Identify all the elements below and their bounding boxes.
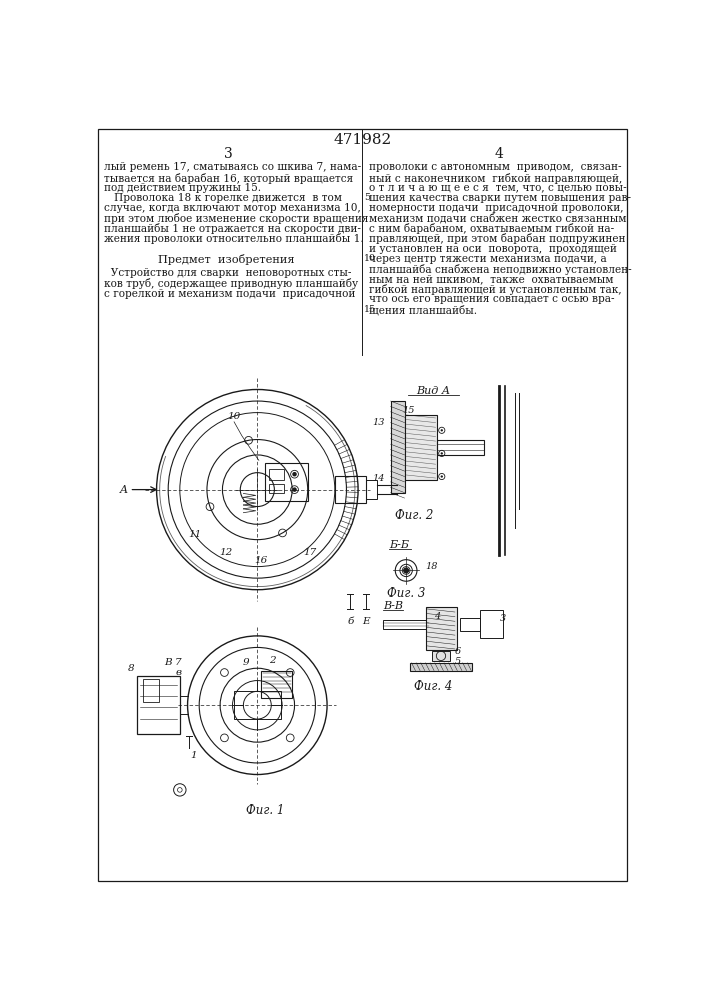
Text: Фиг. 2: Фиг. 2: [395, 509, 433, 522]
Text: Предмет  изобретения: Предмет изобретения: [158, 254, 295, 265]
Text: ный с наконечником  гибкой направляющей,: ный с наконечником гибкой направляющей,: [369, 173, 622, 184]
Text: в: в: [175, 668, 181, 677]
Text: что ось его вращения совпадает с осью вра-: что ось его вращения совпадает с осью вр…: [369, 294, 614, 304]
Text: под действием пружины 15.: под действием пружины 15.: [104, 183, 261, 193]
Text: Фиг. 1: Фиг. 1: [246, 804, 284, 817]
Text: 14: 14: [372, 474, 385, 483]
Text: 1: 1: [190, 751, 197, 760]
Text: В-В: В-В: [383, 601, 403, 611]
Text: 18: 18: [426, 562, 438, 571]
Bar: [391, 401, 404, 493]
Text: 6: 6: [455, 647, 461, 656]
Text: Фиг. 3: Фиг. 3: [387, 587, 426, 600]
Bar: [460, 618, 480, 631]
Circle shape: [440, 475, 443, 478]
Text: 471982: 471982: [333, 133, 392, 147]
Bar: [269, 484, 284, 493]
Circle shape: [293, 488, 296, 491]
Text: 10: 10: [364, 254, 376, 263]
Text: 7: 7: [175, 658, 182, 667]
Bar: [480, 610, 503, 638]
Bar: [383, 620, 429, 629]
Text: номерности подачи  присадочной проволоки,: номерности подачи присадочной проволоки,: [369, 203, 624, 213]
Text: Устройство для сварки  неповоротных сты-: Устройство для сварки неповоротных сты-: [104, 268, 351, 278]
Text: 15: 15: [402, 406, 415, 415]
Text: и установлен на оси  поворота,  проходящей: и установлен на оси поворота, проходящей: [369, 244, 617, 254]
Text: E: E: [362, 617, 370, 626]
Bar: [261, 671, 292, 698]
Bar: [144, 679, 159, 702]
Text: б: б: [347, 617, 354, 626]
Text: случае, когда включают мотор механизма 10,: случае, когда включают мотор механизма 1…: [104, 203, 361, 213]
Text: Б-Б: Б-Б: [389, 540, 409, 550]
Text: лый ремень 17, сматываясь со шкива 7, нама-: лый ремень 17, сматываясь со шкива 7, на…: [104, 162, 361, 172]
Text: с горелкой и механизм подачи  присадочной: с горелкой и механизм подачи присадочной: [104, 289, 355, 299]
Text: 2: 2: [269, 656, 276, 665]
Bar: [366, 480, 378, 499]
Bar: [265, 463, 308, 501]
Text: 9: 9: [243, 658, 249, 667]
Text: 8: 8: [128, 664, 134, 673]
Text: Вид А: Вид А: [416, 386, 450, 396]
Text: 3: 3: [500, 614, 506, 623]
Text: B: B: [165, 658, 172, 667]
Text: тывается на барабан 16, который вращается: тывается на барабан 16, который вращаетс…: [104, 173, 353, 184]
Circle shape: [293, 473, 296, 476]
Text: 5: 5: [364, 193, 370, 202]
Text: гибкой направляющей и установленным так,: гибкой направляющей и установленным так,: [369, 284, 621, 295]
Text: с ним барабаном, охватываемым гибкой на-: с ним барабаном, охватываемым гибкой на-: [369, 223, 614, 234]
Text: жения проволоки относительно планшайбы 1.: жения проволоки относительно планшайбы 1…: [104, 233, 363, 244]
Circle shape: [440, 429, 443, 431]
Bar: [234, 691, 281, 719]
Bar: [426, 607, 457, 650]
Circle shape: [440, 452, 443, 455]
Bar: [269, 469, 284, 480]
Bar: [404, 415, 437, 480]
Text: 13: 13: [372, 418, 385, 427]
Text: 5: 5: [455, 657, 461, 666]
Text: планшайба снабжена неподвижно установлен-: планшайба снабжена неподвижно установлен…: [369, 264, 631, 275]
Text: 4: 4: [495, 147, 503, 161]
Circle shape: [404, 568, 409, 573]
Text: через центр тяжести механизма подачи, а: через центр тяжести механизма подачи, а: [369, 254, 607, 264]
Text: 11: 11: [189, 530, 202, 539]
Bar: [137, 676, 180, 734]
Text: 15: 15: [364, 305, 376, 314]
Text: правляющей, при этом барабан подпружинен: правляющей, при этом барабан подпружинен: [369, 233, 626, 244]
Text: 16: 16: [255, 556, 268, 565]
Text: Проволока 18 к горелке движется  в том: Проволока 18 к горелке движется в том: [104, 193, 342, 203]
Text: Фиг. 4: Фиг. 4: [414, 680, 452, 693]
Bar: [410, 663, 472, 671]
Text: 12: 12: [220, 548, 233, 557]
Text: 4: 4: [434, 612, 440, 621]
Text: проволоки с автономным  приводом,  связан-: проволоки с автономным приводом, связан-: [369, 162, 621, 172]
Text: щения планшайбы.: щения планшайбы.: [369, 305, 477, 315]
Text: ков труб, содержащее приводную планшайбу: ков труб, содержащее приводную планшайбу: [104, 278, 358, 289]
Text: шения качества сварки путем повышения рав-: шения качества сварки путем повышения ра…: [369, 193, 631, 203]
Bar: [437, 440, 484, 455]
Text: механизм подачи снабжен жестко связанным: механизм подачи снабжен жестко связанным: [369, 213, 626, 224]
Text: при этом любое изменение скорости вращения: при этом любое изменение скорости вращен…: [104, 213, 368, 224]
Text: 10: 10: [228, 412, 240, 421]
Text: 17: 17: [303, 548, 317, 557]
Text: A: A: [120, 485, 128, 495]
Bar: [335, 476, 366, 503]
Text: 3: 3: [223, 147, 233, 161]
Text: о т л и ч а ю щ е е с я  тем, что, с целью повы-: о т л и ч а ю щ е е с я тем, что, с цель…: [369, 183, 626, 193]
Bar: [432, 651, 450, 661]
Text: ным на ней шкивом,  также  охватываемым: ным на ней шкивом, также охватываемым: [369, 274, 614, 284]
Text: планшайбы 1 не отражается на скорости дви-: планшайбы 1 не отражается на скорости дв…: [104, 223, 361, 234]
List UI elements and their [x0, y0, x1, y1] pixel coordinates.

+ + + +

Work to complete:
Copy the listing above word for word, leaving out the pictures.

Correct result:
Identify all the elements below and their bounding boxes.
Text: Фиг. 2: Фиг. 2: [395, 509, 433, 522]
Text: Предмет  изобретения: Предмет изобретения: [158, 254, 295, 265]
Text: ный с наконечником  гибкой направляющей,: ный с наконечником гибкой направляющей,: [369, 173, 622, 184]
Text: в: в: [175, 668, 181, 677]
Text: что ось его вращения совпадает с осью вра-: что ось его вращения совпадает с осью вр…: [369, 294, 614, 304]
Text: под действием пружины 15.: под действием пружины 15.: [104, 183, 261, 193]
Text: Фиг. 1: Фиг. 1: [246, 804, 284, 817]
Text: 14: 14: [372, 474, 385, 483]
Text: 1: 1: [190, 751, 197, 760]
Text: В-В: В-В: [383, 601, 403, 611]
Text: 18: 18: [426, 562, 438, 571]
Bar: [391, 401, 404, 493]
Text: 6: 6: [455, 647, 461, 656]
Text: Фиг. 3: Фиг. 3: [387, 587, 426, 600]
Bar: [460, 618, 480, 631]
Circle shape: [440, 475, 443, 478]
Text: 471982: 471982: [333, 133, 392, 147]
Bar: [269, 484, 284, 493]
Circle shape: [293, 488, 296, 491]
Text: 10: 10: [364, 254, 376, 263]
Text: 7: 7: [175, 658, 182, 667]
Bar: [480, 610, 503, 638]
Bar: [383, 620, 429, 629]
Text: номерности подачи  присадочной проволоки,: номерности подачи присадочной проволоки,: [369, 203, 624, 213]
Text: Устройство для сварки  неповоротных сты-: Устройство для сварки неповоротных сты-: [104, 268, 351, 278]
Text: 15: 15: [402, 406, 415, 415]
Text: и установлен на оси  поворота,  проходящей: и установлен на оси поворота, проходящей: [369, 244, 617, 254]
Text: E: E: [362, 617, 370, 626]
Bar: [261, 671, 292, 698]
Bar: [144, 679, 159, 702]
Text: б: б: [347, 617, 354, 626]
Text: случае, когда включают мотор механизма 10,: случае, когда включают мотор механизма 1…: [104, 203, 361, 213]
Text: Б-Б: Б-Б: [389, 540, 409, 550]
Text: лый ремень 17, сматываясь со шкива 7, нама-: лый ремень 17, сматываясь со шкива 7, на…: [104, 162, 361, 172]
Text: с горелкой и механизм подачи  присадочной: с горелкой и механизм подачи присадочной: [104, 289, 355, 299]
Text: 2: 2: [269, 656, 276, 665]
Bar: [366, 480, 378, 499]
Bar: [265, 463, 308, 501]
Text: 9: 9: [243, 658, 249, 667]
Text: 8: 8: [128, 664, 134, 673]
Text: Вид А: Вид А: [416, 386, 450, 396]
Text: 3: 3: [500, 614, 506, 623]
Text: B: B: [165, 658, 172, 667]
Text: тывается на барабан 16, который вращается: тывается на барабан 16, который вращаетс…: [104, 173, 353, 184]
Circle shape: [293, 473, 296, 476]
Text: 5: 5: [364, 193, 370, 202]
Text: гибкой направляющей и установленным так,: гибкой направляющей и установленным так,: [369, 284, 621, 295]
Text: с ним барабаном, охватываемым гибкой на-: с ним барабаном, охватываемым гибкой на-: [369, 223, 614, 234]
Text: жения проволоки относительно планшайбы 1.: жения проволоки относительно планшайбы 1…: [104, 233, 363, 244]
Circle shape: [440, 429, 443, 431]
Bar: [234, 691, 281, 719]
Bar: [426, 607, 457, 650]
Circle shape: [440, 452, 443, 455]
Bar: [269, 469, 284, 480]
Bar: [404, 415, 437, 480]
Text: 13: 13: [372, 418, 385, 427]
Text: 5: 5: [455, 657, 461, 666]
Text: планшайба снабжена неподвижно установлен-: планшайба снабжена неподвижно установлен…: [369, 264, 631, 275]
Text: 4: 4: [495, 147, 503, 161]
Circle shape: [404, 568, 409, 573]
Text: через центр тяжести механизма подачи, а: через центр тяжести механизма подачи, а: [369, 254, 607, 264]
Text: 11: 11: [189, 530, 202, 539]
Bar: [137, 676, 180, 734]
Text: 15: 15: [364, 305, 376, 314]
Text: правляющей, при этом барабан подпружинен: правляющей, при этом барабан подпружинен: [369, 233, 626, 244]
Text: 16: 16: [255, 556, 268, 565]
Text: Проволока 18 к горелке движется  в том: Проволока 18 к горелке движется в том: [104, 193, 342, 203]
Text: Фиг. 4: Фиг. 4: [414, 680, 452, 693]
Bar: [410, 663, 472, 671]
Text: 12: 12: [220, 548, 233, 557]
Text: 4: 4: [434, 612, 440, 621]
Text: проволоки с автономным  приводом,  связан-: проволоки с автономным приводом, связан-: [369, 162, 621, 172]
Text: щения планшайбы.: щения планшайбы.: [369, 305, 477, 315]
Text: ков труб, содержащее приводную планшайбу: ков труб, содержащее приводную планшайбу: [104, 278, 358, 289]
Text: шения качества сварки путем повышения рав-: шения качества сварки путем повышения ра…: [369, 193, 631, 203]
Bar: [437, 440, 484, 455]
Text: механизм подачи снабжен жестко связанным: механизм подачи снабжен жестко связанным: [369, 213, 626, 224]
Text: при этом любое изменение скорости вращения: при этом любое изменение скорости вращен…: [104, 213, 368, 224]
Text: 10: 10: [228, 412, 240, 421]
Text: 17: 17: [303, 548, 317, 557]
Text: A: A: [120, 485, 128, 495]
Bar: [335, 476, 366, 503]
Text: 3: 3: [223, 147, 233, 161]
Text: о т л и ч а ю щ е е с я  тем, что, с целью повы-: о т л и ч а ю щ е е с я тем, что, с цель…: [369, 183, 626, 193]
Bar: [432, 651, 450, 661]
Text: ным на ней шкивом,  также  охватываемым: ным на ней шкивом, также охватываемым: [369, 274, 614, 284]
Text: планшайбы 1 не отражается на скорости дви-: планшайбы 1 не отражается на скорости дв…: [104, 223, 361, 234]
List UI elements and their [x0, y0, x1, y1] pixel coordinates.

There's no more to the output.